Stored entries
## start

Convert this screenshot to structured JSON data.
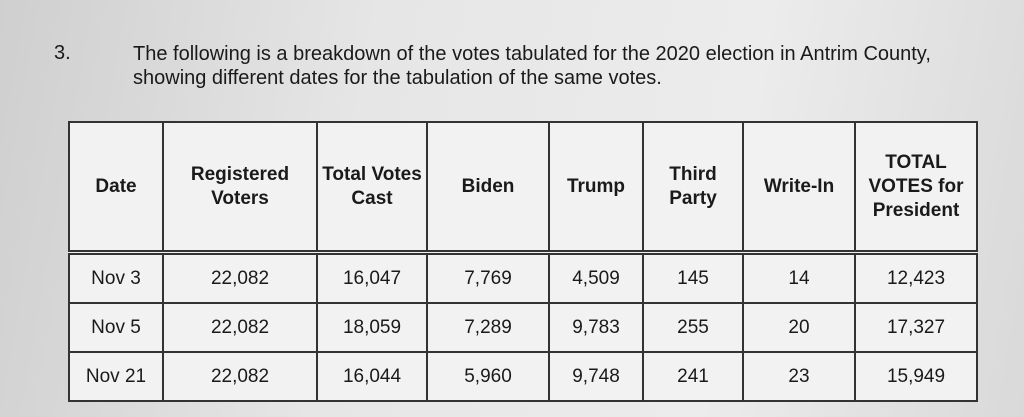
{
  "item": {
    "number": "3.",
    "text": "The following is a breakdown of the votes tabulated for the 2020 election in Antrim County, showing different dates for the tabulation of the same votes."
  },
  "table": {
    "header": [
      "Date",
      "Registered Voters",
      "Total Votes Cast",
      "Biden",
      "Trump",
      "Third Party",
      "Write-In",
      "TOTAL VOTES for President"
    ],
    "rows": [
      [
        "Nov 3",
        "22,082",
        "16,047",
        "7,769",
        "4,509",
        "145",
        "14",
        "12,423"
      ],
      [
        "Nov 5",
        "22,082",
        "18,059",
        "7,289",
        "9,783",
        "255",
        "20",
        "17,327"
      ],
      [
        "Nov 21",
        "22,082",
        "16,044",
        "5,960",
        "9,748",
        "241",
        "23",
        "15,949"
      ]
    ]
  }
}
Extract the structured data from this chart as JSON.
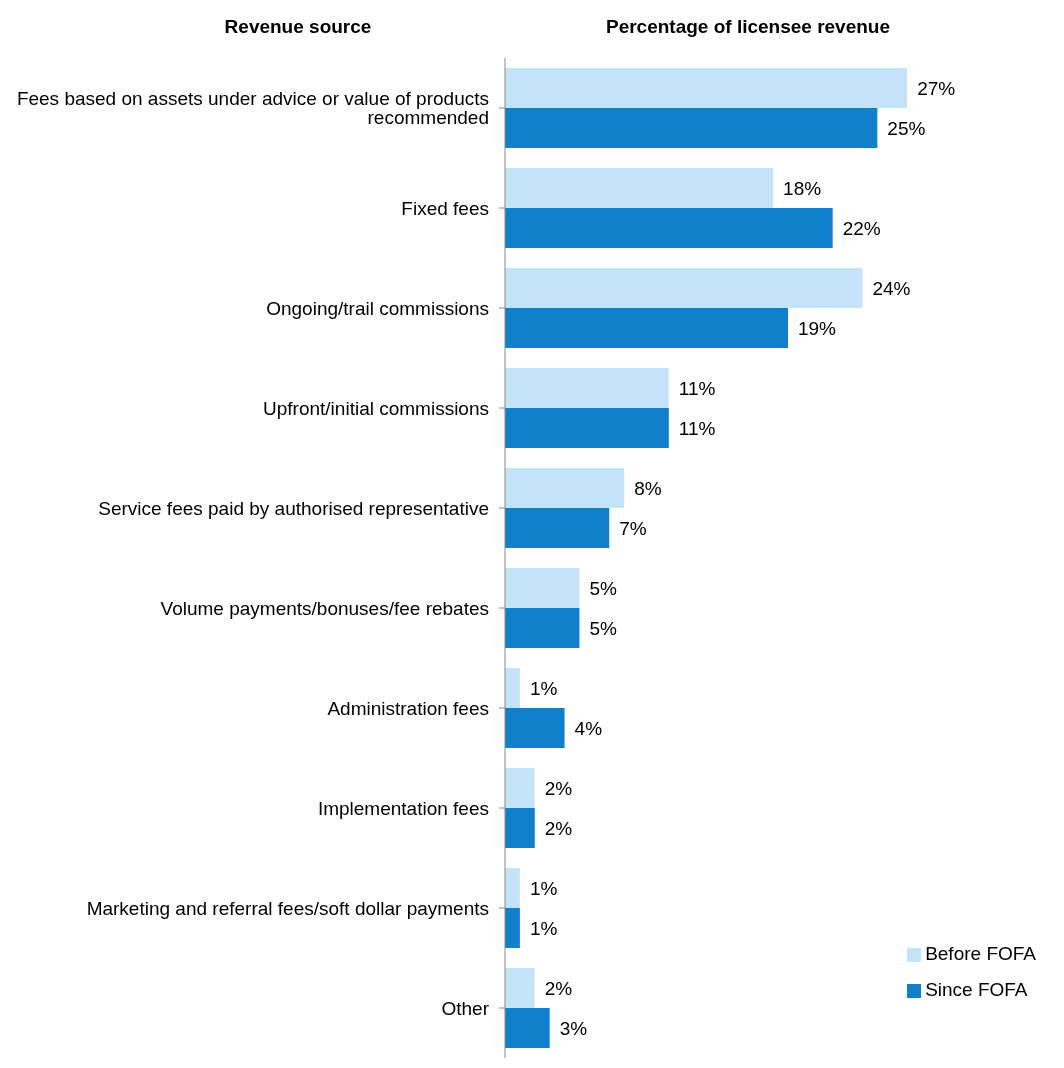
{
  "chart_data": {
    "type": "bar",
    "orientation": "horizontal",
    "xlabel": "Percentage of licensee revenue",
    "ylabel": "Revenue source",
    "categories": [
      "Fees based on assets under advice or value of products recommended",
      "Fixed fees",
      "Ongoing/trail commissions",
      "Upfront/initial commissions",
      "Service fees paid by authorised representative",
      "Volume payments/bonuses/fee rebates",
      "Administration fees",
      "Implementation fees",
      "Marketing and referral fees/soft dollar payments",
      "Other"
    ],
    "series": [
      {
        "name": "Before FOFA",
        "color": "#c5e3f8",
        "values": [
          27,
          18,
          24,
          11,
          8,
          5,
          1,
          2,
          1,
          2
        ],
        "value_labels": [
          "27%",
          "18%",
          "24%",
          "11%",
          "8%",
          "5%",
          "1%",
          "2%",
          "1%",
          "2%"
        ]
      },
      {
        "name": "Since FOFA",
        "color": "#127fcb",
        "values": [
          25,
          22,
          19,
          11,
          7,
          5,
          4,
          2,
          1,
          3
        ],
        "value_labels": [
          "25%",
          "22%",
          "19%",
          "11%",
          "7%",
          "5%",
          "4%",
          "2%",
          "1%",
          "3%"
        ]
      }
    ],
    "legend": "bottom right"
  }
}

## end

### WORK TO COMPLETE
Beginning with the line that contains "Extract the structured", repeat every remaining line of the data exactly, the last line included, and omit pictures.

### EXERCISE RESULT
Extract the structured data from this chart as JSON.
{
  "chart_data": {
    "type": "bar",
    "orientation": "horizontal",
    "xlabel": "Percentage of licensee revenue",
    "ylabel": "Revenue source",
    "categories": [
      "Fees based on assets under advice or value of products recommended",
      "Fixed fees",
      "Ongoing/trail commissions",
      "Upfront/initial commissions",
      "Service fees paid by authorised representative",
      "Volume payments/bonuses/fee rebates",
      "Administration fees",
      "Implementation fees",
      "Marketing and referral fees/soft dollar payments",
      "Other"
    ],
    "series": [
      {
        "name": "Before FOFA",
        "color": "#c5e3f8",
        "values": [
          27,
          18,
          24,
          11,
          8,
          5,
          1,
          2,
          1,
          2
        ],
        "value_labels": [
          "27%",
          "18%",
          "24%",
          "11%",
          "8%",
          "5%",
          "1%",
          "2%",
          "1%",
          "2%"
        ]
      },
      {
        "name": "Since FOFA",
        "color": "#127fcb",
        "values": [
          25,
          22,
          19,
          11,
          7,
          5,
          4,
          2,
          1,
          3
        ],
        "value_labels": [
          "25%",
          "22%",
          "19%",
          "11%",
          "7%",
          "5%",
          "4%",
          "2%",
          "1%",
          "3%"
        ]
      }
    ],
    "legend": "bottom right"
  }
}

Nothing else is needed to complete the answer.